Select the lines that contain "with" and copy each of them.

(Records excerpted from a collection)
--

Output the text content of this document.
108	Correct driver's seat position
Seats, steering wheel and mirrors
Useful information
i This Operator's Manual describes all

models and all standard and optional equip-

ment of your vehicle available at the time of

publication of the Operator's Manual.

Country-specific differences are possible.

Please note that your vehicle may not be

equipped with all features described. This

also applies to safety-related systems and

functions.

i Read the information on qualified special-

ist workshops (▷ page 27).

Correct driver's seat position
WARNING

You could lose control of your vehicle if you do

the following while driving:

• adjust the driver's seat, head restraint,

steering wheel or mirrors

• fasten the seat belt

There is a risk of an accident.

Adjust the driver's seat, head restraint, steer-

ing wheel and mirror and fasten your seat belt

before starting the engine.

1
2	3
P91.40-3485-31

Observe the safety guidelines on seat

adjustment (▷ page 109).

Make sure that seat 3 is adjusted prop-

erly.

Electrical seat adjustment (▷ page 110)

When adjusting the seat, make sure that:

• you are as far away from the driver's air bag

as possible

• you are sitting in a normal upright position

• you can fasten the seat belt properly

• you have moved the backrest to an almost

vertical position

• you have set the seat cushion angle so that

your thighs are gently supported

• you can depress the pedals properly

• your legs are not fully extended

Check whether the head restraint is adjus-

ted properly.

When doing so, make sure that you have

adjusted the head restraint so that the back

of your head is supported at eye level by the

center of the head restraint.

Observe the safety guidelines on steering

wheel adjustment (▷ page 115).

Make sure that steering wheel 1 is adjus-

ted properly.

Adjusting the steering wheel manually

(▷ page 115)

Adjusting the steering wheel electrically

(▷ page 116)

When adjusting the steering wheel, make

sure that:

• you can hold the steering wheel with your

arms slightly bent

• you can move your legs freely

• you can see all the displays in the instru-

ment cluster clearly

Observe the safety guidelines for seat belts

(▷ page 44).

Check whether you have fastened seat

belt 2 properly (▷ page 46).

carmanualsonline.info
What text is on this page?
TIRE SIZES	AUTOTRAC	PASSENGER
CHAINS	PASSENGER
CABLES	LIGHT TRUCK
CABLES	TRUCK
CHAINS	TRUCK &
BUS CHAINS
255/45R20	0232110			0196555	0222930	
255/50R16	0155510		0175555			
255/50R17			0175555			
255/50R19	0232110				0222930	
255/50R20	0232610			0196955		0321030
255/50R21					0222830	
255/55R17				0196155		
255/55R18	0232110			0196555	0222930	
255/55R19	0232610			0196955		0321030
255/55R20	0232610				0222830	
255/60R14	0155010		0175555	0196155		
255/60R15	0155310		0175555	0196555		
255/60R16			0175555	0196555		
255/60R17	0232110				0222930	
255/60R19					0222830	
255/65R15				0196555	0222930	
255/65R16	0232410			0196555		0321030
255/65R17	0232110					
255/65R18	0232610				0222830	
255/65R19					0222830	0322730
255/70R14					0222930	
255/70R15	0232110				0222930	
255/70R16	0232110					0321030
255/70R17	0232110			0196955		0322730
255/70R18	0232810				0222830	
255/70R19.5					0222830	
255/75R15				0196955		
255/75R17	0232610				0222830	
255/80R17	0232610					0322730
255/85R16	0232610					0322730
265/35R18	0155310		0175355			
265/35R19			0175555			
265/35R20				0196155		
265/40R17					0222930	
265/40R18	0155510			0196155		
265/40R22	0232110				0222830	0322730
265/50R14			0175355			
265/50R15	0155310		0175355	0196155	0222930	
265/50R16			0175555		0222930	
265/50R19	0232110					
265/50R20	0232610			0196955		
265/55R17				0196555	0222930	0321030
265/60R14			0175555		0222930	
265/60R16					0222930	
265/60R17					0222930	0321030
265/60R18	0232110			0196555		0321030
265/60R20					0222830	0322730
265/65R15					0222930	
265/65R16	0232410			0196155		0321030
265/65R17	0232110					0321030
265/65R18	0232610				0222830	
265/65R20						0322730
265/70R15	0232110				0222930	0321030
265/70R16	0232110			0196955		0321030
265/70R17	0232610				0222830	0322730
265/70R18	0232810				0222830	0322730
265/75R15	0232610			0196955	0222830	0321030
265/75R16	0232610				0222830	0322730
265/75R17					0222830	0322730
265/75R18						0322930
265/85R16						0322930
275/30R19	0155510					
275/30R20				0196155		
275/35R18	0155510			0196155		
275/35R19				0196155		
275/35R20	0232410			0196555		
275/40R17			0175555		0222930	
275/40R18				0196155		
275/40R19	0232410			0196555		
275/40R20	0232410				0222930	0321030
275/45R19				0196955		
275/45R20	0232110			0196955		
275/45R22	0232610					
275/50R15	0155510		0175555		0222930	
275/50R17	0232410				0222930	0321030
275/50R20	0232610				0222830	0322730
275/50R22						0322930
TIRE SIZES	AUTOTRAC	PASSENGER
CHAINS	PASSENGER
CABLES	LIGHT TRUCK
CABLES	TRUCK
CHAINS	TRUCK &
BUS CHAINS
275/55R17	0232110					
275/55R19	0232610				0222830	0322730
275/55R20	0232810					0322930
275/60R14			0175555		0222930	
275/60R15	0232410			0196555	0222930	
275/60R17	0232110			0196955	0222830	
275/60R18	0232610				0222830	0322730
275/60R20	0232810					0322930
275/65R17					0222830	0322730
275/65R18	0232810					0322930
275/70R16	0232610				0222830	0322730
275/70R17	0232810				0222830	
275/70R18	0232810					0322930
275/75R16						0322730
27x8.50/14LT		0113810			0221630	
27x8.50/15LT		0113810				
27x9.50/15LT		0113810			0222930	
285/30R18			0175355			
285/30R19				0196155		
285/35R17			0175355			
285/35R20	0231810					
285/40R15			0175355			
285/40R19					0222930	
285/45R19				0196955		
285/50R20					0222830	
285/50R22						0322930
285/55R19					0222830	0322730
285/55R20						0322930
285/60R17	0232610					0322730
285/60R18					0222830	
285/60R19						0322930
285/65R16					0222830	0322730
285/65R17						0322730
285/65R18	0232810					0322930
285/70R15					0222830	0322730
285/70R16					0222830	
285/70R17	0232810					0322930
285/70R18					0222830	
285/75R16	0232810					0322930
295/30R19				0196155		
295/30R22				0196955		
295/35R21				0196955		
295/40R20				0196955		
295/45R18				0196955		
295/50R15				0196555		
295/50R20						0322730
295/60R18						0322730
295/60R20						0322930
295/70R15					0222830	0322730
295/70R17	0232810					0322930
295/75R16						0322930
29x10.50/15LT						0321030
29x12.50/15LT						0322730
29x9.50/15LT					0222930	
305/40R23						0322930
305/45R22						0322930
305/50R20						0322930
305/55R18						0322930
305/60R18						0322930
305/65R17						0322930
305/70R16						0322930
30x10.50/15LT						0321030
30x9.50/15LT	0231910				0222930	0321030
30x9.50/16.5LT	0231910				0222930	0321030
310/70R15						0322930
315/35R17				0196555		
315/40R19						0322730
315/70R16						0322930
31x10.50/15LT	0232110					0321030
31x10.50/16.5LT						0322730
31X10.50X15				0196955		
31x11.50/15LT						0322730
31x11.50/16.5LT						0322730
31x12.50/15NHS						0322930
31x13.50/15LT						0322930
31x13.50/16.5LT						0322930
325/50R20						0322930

--

#### WRITTEN SOLUTION
equipped with all features described. This
• you can hold the steering wheel with your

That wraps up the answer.